▸ WHAT TO PRODUCE:
For each line that holds "nouns", copy the line out.

··· WORKING DATA

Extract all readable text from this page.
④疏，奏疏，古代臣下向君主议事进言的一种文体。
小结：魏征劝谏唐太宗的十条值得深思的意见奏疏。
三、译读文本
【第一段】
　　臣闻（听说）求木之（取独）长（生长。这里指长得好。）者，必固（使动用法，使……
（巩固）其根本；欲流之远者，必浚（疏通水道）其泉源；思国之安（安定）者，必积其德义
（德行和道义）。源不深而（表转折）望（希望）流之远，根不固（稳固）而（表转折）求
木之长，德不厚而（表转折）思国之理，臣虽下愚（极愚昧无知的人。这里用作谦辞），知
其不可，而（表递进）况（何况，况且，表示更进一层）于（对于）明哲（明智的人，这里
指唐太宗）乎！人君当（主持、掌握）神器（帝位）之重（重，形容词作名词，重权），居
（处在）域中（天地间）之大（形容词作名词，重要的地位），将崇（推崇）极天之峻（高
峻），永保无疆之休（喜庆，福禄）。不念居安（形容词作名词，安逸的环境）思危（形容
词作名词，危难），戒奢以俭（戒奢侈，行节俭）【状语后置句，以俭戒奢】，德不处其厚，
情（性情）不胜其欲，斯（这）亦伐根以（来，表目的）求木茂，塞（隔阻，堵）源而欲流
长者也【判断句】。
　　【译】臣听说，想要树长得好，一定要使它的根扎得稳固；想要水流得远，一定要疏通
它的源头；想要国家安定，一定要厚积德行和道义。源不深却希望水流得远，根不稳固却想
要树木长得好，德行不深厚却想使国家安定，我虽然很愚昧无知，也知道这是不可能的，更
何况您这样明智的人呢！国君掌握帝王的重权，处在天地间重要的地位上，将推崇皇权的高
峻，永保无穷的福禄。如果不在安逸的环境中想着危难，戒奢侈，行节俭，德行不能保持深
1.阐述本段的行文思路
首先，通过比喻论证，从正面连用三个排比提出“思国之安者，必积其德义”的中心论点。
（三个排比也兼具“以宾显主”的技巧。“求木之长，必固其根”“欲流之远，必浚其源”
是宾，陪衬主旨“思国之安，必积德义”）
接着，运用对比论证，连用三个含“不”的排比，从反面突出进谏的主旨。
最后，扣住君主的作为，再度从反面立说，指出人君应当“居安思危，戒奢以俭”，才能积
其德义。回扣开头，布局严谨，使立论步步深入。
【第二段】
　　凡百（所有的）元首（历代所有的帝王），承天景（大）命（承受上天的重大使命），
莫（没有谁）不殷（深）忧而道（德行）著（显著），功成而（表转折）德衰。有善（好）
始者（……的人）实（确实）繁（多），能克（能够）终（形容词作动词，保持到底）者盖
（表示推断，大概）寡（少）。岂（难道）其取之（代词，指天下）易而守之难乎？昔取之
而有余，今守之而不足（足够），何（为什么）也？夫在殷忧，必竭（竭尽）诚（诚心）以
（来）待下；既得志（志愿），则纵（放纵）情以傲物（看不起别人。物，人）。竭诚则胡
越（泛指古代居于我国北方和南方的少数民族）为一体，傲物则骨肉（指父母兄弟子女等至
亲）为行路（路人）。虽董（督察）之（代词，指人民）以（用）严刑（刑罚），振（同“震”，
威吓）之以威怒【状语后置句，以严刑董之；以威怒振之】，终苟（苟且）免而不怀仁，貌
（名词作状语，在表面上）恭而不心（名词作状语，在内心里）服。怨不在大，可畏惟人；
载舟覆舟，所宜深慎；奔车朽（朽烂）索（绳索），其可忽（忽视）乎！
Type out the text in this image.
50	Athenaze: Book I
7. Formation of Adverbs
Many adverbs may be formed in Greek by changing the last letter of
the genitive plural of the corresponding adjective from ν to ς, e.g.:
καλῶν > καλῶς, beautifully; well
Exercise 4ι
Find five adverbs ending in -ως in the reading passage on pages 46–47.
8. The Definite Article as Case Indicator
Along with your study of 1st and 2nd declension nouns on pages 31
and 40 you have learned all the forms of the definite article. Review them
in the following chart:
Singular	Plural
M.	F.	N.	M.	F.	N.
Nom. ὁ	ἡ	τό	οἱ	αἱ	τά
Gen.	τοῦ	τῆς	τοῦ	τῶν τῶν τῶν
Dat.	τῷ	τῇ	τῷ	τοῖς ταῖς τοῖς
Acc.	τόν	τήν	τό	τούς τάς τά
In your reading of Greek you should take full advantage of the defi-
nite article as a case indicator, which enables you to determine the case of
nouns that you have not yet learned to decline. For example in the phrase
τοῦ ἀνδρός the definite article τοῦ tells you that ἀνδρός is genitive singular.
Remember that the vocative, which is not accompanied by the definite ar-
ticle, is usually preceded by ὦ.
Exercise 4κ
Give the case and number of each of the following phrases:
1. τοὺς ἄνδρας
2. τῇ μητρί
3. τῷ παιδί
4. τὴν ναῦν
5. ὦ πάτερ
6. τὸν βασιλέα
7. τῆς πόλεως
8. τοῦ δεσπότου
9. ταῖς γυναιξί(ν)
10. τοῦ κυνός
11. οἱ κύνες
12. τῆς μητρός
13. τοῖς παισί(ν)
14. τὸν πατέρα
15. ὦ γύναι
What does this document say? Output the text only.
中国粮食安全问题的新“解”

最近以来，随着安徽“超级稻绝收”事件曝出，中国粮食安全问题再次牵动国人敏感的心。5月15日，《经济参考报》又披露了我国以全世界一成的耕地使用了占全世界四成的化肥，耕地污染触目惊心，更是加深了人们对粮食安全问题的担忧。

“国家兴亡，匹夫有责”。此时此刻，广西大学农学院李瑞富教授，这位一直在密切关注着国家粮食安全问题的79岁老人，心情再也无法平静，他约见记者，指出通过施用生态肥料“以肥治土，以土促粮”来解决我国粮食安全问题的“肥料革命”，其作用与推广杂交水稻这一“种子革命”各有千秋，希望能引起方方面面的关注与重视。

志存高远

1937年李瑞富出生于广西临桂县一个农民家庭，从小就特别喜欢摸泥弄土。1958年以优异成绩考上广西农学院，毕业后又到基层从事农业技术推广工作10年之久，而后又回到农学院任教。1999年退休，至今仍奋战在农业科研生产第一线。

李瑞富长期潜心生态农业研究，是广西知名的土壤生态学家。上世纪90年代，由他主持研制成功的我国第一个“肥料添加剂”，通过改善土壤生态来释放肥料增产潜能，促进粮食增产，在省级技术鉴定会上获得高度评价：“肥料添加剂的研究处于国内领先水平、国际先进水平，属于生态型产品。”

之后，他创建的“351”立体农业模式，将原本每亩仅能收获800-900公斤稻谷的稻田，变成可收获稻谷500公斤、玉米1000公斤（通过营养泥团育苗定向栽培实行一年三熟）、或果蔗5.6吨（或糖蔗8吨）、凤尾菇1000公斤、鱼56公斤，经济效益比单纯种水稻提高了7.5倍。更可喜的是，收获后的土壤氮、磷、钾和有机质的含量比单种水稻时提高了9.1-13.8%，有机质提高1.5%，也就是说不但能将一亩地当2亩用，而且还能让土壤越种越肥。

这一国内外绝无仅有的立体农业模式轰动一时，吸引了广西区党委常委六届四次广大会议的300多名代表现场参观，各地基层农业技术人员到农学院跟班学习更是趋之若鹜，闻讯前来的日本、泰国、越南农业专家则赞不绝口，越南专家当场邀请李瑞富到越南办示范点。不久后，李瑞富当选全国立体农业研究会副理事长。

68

······

▸ WRITTEN ANSWER:
Along with your study of 1st and 2nd declension nouns on pages 31
nouns that you have not yet learned to decline. For example in the phrase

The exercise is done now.